### [Required work]
Would you extract the whole listing below and retype it exactly?

### Exercise inputs

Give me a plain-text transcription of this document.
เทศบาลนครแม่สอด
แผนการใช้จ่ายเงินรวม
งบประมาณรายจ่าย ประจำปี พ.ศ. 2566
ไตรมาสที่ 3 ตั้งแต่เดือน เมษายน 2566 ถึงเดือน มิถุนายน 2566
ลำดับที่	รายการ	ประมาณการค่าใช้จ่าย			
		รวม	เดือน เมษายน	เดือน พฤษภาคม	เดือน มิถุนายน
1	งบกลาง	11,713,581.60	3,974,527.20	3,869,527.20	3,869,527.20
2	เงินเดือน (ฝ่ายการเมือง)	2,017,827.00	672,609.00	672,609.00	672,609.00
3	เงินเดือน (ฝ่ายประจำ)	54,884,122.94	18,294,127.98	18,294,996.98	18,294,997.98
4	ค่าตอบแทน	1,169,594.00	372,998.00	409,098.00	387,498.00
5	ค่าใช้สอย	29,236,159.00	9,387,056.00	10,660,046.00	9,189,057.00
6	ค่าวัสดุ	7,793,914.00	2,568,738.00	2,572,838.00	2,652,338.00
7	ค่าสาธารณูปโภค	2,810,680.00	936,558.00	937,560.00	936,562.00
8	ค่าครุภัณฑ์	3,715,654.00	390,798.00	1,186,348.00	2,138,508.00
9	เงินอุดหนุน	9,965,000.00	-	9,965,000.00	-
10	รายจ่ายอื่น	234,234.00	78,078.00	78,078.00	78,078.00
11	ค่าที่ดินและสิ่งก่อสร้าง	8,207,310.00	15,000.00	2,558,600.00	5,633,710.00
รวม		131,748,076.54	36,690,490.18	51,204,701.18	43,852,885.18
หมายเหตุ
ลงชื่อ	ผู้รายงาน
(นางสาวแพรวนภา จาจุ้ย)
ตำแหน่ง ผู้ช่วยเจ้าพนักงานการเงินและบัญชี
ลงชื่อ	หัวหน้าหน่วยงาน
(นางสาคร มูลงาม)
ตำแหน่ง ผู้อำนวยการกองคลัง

######

### [Answer in full]
Give me a plain-text transcription of this document.
เทศบาลนครแม่สอด
แผนการใช้จ่ายเงินรวม
งบประมาณรายจ่าย ประจำปี พ.ศ. 2566
ไตรมาสที่ 3 ตั้งแต่เดือน เมษายน 2566 ถึงเดือน มิถุนายน 2566
ลำดับที่	รายการ	ประมาณการค่าใช้จ่าย			
		รวม	เดือน เมษายน	เดือน พฤษภาคม	เดือน มิถุนายน
1	งบกลาง	11,713,581.60	3,974,527.20	3,869,527.20	3,869,527.20
2	เงินเดือน (ฝ่ายการเมือง)	2,017,827.00	672,609.00	672,609.00	672,609.00
3	เงินเดือน (ฝ่ายประจำ)	54,884,122.94	18,294,127.98	18,294,996.98	18,294,997.98
4	ค่าตอบแทน	1,169,594.00	372,998.00	409,098.00	387,498.00
5	ค่าใช้สอย	29,236,159.00	9,387,056.00	10,660,046.00	9,189,057.00
6	ค่าวัสดุ	7,793,914.00	2,568,738.00	2,572,838.00	2,652,338.00
7	ค่าสาธารณูปโภค	2,810,680.00	936,558.00	937,560.00	936,562.00
8	ค่าครุภัณฑ์	3,715,654.00	390,798.00	1,186,348.00	2,138,508.00
9	เงินอุดหนุน	9,965,000.00	-	9,965,000.00	-
10	รายจ่ายอื่น	234,234.00	78,078.00	78,078.00	78,078.00
11	ค่าที่ดินและสิ่งก่อสร้าง	8,207,310.00	15,000.00	2,558,600.00	5,633,710.00
รวม		131,748,076.54	36,690,490.18	51,204,701.18	43,852,885.18
หมายเหตุ
ลงชื่อ	ผู้รายงาน
(นางสาวแพรวนภา จาจุ้ย)
ตำแหน่ง ผู้ช่วยเจ้าพนักงานการเงินและบัญชี
ลงชื่อ	หัวหน้าหน่วยงาน
(นางสาคร มูลงาม)
ตำแหน่ง ผู้อำนวยการกองคลัง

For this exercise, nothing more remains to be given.